• **What this task involves**
Pull out from the material below all lines with "Hildegard".

• **Data provided**
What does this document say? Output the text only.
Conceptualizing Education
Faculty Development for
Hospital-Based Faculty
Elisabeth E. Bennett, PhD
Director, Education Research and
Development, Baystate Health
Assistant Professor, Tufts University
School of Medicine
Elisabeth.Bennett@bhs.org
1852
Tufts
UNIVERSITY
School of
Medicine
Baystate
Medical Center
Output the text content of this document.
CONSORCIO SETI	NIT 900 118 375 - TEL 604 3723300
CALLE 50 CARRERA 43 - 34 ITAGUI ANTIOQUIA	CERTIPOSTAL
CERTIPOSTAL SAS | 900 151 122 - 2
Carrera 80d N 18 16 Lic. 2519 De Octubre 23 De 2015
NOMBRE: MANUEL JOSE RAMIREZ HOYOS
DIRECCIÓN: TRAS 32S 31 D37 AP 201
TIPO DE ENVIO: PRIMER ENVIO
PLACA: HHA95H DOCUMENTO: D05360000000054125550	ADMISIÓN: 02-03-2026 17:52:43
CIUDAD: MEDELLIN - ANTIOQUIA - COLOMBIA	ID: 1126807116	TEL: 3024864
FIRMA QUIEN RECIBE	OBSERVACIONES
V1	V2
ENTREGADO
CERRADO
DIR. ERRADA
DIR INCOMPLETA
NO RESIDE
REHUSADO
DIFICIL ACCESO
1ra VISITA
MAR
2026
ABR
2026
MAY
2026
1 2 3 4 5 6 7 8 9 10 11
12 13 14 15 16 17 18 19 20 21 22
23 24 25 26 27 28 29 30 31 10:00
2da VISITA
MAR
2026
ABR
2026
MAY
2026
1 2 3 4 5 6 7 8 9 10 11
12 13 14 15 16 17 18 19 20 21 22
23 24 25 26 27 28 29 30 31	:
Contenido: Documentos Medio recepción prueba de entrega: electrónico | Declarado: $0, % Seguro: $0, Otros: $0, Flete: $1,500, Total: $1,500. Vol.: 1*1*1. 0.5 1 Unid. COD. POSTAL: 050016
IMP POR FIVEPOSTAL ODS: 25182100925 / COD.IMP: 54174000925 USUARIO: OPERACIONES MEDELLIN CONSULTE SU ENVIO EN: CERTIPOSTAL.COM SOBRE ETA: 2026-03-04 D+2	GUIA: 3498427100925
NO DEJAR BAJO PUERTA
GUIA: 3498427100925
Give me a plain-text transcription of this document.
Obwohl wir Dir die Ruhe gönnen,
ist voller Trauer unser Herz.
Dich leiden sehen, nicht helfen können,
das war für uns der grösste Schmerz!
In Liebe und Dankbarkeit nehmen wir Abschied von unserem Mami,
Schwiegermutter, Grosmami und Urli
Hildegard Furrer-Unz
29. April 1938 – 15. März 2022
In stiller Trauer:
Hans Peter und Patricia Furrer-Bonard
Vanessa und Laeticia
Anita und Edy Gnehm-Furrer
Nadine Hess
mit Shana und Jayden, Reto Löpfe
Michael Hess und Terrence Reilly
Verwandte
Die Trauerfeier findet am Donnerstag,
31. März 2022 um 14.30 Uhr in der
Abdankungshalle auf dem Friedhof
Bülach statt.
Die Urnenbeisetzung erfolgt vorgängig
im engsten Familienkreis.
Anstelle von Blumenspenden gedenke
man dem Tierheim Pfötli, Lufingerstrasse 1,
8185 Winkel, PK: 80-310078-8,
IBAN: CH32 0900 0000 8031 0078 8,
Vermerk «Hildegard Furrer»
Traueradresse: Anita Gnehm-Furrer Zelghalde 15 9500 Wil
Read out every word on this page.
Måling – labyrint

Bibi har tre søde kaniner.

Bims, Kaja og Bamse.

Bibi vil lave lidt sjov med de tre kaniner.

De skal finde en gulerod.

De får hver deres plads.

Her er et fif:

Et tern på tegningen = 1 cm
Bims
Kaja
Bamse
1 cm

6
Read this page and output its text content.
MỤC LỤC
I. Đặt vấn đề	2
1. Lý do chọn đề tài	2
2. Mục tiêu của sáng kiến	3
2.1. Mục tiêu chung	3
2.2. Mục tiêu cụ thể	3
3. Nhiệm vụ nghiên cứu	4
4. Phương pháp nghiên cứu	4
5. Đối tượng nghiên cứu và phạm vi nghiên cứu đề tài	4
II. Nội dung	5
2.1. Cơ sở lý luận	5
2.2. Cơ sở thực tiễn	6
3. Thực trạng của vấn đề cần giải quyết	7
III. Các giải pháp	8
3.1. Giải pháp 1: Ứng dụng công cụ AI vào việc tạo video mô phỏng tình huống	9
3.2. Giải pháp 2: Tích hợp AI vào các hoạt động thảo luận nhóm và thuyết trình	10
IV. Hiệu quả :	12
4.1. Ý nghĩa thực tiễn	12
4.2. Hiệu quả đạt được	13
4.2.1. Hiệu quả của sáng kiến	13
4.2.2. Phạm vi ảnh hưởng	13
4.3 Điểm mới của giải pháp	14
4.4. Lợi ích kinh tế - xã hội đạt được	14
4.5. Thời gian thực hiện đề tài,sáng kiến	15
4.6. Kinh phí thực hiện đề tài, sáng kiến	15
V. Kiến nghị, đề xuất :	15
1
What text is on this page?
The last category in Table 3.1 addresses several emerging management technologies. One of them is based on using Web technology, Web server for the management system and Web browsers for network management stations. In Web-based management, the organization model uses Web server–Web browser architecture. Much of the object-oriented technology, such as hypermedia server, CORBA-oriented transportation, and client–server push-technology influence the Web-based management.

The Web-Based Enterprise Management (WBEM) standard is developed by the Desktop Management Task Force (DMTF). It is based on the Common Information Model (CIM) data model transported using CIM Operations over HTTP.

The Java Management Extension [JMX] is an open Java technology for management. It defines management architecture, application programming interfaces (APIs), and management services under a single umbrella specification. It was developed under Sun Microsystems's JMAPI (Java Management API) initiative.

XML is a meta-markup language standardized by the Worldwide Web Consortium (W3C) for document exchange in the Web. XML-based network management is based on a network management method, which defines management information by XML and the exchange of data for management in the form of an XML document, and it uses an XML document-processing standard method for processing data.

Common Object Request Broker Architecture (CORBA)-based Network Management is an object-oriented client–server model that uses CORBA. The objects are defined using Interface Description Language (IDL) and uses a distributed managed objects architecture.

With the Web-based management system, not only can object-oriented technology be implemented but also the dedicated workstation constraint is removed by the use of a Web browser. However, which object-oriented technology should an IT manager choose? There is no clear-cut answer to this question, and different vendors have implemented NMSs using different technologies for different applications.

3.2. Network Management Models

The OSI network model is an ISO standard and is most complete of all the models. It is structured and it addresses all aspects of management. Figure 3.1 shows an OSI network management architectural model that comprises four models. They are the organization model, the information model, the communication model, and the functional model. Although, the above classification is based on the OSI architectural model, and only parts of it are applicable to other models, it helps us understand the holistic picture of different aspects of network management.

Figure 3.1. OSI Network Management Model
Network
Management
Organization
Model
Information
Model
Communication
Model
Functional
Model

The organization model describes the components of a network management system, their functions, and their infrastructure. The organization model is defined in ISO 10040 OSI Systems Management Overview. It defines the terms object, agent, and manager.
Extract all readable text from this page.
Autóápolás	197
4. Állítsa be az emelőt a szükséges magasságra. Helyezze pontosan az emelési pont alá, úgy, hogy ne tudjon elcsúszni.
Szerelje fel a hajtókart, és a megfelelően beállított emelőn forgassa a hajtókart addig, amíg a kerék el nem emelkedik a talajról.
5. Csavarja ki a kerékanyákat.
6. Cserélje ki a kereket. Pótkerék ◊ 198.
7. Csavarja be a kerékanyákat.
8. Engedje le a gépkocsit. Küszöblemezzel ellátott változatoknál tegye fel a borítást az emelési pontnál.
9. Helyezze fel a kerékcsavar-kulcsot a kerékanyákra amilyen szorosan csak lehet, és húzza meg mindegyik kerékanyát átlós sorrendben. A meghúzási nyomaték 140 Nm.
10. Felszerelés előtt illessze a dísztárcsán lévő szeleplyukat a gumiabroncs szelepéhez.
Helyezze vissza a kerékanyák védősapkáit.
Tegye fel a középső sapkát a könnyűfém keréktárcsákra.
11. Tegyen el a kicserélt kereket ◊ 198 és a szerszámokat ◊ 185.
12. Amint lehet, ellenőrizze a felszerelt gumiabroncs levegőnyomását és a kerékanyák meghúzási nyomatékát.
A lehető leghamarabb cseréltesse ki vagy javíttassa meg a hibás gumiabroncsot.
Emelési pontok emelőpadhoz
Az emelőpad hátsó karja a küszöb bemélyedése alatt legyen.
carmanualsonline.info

• **Exercise result**
Hildegard Furrer-Unz
Vermerk «Hildegard Furrer»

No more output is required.